What this task involves: From the data below, copy out every line in which the word "GTPase" occurs.

Records drawn from a dataset:
++++++++
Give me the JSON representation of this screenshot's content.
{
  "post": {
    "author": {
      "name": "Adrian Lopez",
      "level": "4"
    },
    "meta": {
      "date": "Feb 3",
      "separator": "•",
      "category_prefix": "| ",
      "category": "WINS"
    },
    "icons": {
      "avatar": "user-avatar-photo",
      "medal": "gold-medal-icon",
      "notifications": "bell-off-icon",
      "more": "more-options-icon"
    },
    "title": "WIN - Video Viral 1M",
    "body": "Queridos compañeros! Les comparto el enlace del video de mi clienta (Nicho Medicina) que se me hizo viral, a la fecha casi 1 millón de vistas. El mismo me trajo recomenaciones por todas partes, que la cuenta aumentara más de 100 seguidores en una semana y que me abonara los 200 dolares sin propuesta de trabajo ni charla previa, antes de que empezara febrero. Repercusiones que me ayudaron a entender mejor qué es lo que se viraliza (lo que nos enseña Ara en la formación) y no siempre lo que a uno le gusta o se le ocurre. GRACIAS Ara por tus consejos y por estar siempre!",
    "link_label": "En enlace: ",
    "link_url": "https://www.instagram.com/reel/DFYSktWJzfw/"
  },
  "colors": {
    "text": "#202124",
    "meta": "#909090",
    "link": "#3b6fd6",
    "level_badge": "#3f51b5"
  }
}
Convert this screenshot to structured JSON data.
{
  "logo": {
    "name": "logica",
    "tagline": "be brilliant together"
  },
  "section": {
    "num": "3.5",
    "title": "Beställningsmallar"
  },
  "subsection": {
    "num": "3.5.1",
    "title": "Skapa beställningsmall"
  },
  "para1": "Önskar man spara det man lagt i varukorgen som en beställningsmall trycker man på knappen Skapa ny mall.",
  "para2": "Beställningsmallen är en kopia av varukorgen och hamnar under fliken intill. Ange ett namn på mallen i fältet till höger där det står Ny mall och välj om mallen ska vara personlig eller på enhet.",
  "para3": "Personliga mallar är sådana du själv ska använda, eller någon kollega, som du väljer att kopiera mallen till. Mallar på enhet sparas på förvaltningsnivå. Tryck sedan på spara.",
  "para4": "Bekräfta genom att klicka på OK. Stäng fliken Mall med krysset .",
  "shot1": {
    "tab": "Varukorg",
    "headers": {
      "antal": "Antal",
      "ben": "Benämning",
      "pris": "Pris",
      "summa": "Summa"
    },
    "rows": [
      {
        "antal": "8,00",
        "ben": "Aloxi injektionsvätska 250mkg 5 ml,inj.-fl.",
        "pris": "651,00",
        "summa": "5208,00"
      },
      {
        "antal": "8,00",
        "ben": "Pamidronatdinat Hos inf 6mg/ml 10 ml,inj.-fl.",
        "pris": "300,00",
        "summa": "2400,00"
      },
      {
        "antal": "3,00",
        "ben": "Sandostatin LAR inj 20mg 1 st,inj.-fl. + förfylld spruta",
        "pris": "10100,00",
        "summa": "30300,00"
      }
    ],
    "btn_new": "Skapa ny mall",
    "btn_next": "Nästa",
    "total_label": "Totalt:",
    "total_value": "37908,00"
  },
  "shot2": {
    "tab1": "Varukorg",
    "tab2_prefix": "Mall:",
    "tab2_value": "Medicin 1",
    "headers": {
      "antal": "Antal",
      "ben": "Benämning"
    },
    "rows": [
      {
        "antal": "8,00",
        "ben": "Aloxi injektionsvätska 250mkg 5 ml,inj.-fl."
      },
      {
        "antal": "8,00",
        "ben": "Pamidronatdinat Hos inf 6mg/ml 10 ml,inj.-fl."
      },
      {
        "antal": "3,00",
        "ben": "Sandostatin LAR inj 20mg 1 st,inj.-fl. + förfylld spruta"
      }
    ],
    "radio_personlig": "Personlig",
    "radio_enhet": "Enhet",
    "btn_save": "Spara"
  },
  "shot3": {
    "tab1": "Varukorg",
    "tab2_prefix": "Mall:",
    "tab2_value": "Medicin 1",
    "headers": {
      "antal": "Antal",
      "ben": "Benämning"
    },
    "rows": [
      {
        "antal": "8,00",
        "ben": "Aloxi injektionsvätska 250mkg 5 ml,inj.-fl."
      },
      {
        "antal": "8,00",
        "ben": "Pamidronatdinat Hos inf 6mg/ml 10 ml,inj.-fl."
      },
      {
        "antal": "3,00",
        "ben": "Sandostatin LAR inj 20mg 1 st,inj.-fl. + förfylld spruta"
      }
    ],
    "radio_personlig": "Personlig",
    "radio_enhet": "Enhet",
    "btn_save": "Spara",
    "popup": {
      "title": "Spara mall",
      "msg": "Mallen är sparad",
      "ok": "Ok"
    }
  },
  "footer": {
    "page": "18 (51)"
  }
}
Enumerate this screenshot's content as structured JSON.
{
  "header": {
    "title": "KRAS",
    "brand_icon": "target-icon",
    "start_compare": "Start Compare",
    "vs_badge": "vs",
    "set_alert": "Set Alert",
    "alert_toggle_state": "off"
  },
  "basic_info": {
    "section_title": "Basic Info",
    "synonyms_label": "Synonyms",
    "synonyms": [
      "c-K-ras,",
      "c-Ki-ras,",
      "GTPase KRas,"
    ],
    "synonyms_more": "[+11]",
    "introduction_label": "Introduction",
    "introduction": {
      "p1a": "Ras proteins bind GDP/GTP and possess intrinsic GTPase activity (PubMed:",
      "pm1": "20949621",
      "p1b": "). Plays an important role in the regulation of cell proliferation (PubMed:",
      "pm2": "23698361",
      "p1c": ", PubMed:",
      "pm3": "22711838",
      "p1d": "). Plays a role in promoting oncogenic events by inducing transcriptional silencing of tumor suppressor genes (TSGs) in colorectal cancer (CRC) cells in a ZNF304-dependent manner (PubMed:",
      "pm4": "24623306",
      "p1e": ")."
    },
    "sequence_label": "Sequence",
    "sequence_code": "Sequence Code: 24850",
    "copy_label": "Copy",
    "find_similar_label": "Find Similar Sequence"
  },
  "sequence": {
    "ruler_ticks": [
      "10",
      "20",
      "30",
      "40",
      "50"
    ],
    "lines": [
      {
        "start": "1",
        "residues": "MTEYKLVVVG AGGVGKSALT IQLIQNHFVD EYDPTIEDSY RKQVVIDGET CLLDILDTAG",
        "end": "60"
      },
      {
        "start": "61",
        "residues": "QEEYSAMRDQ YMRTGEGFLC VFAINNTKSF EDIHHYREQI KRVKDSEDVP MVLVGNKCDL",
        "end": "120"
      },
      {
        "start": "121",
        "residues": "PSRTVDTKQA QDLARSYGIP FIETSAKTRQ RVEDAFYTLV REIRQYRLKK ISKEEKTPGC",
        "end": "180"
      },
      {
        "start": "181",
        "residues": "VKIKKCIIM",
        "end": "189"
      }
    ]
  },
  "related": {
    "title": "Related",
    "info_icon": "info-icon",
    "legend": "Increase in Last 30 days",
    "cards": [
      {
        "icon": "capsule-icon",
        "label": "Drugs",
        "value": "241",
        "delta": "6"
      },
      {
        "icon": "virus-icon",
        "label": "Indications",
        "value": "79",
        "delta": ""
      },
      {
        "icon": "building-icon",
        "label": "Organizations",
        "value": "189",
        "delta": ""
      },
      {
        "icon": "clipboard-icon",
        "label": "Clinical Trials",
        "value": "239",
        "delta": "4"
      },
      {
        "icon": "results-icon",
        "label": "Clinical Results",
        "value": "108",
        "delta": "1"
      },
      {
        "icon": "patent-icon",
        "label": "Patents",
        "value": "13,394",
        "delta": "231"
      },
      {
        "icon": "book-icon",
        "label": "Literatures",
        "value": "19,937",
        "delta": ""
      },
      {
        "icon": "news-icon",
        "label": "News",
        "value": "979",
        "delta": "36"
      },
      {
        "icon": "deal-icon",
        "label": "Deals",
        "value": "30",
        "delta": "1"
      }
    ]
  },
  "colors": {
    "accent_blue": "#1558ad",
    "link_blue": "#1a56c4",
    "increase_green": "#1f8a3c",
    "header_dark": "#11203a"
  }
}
++++++++
Solution for this task:
      "GTPase KRas,"
      "p1a": "Ras proteins bind GDP/GTP and possess intrinsic GTPase activity (PubMed:",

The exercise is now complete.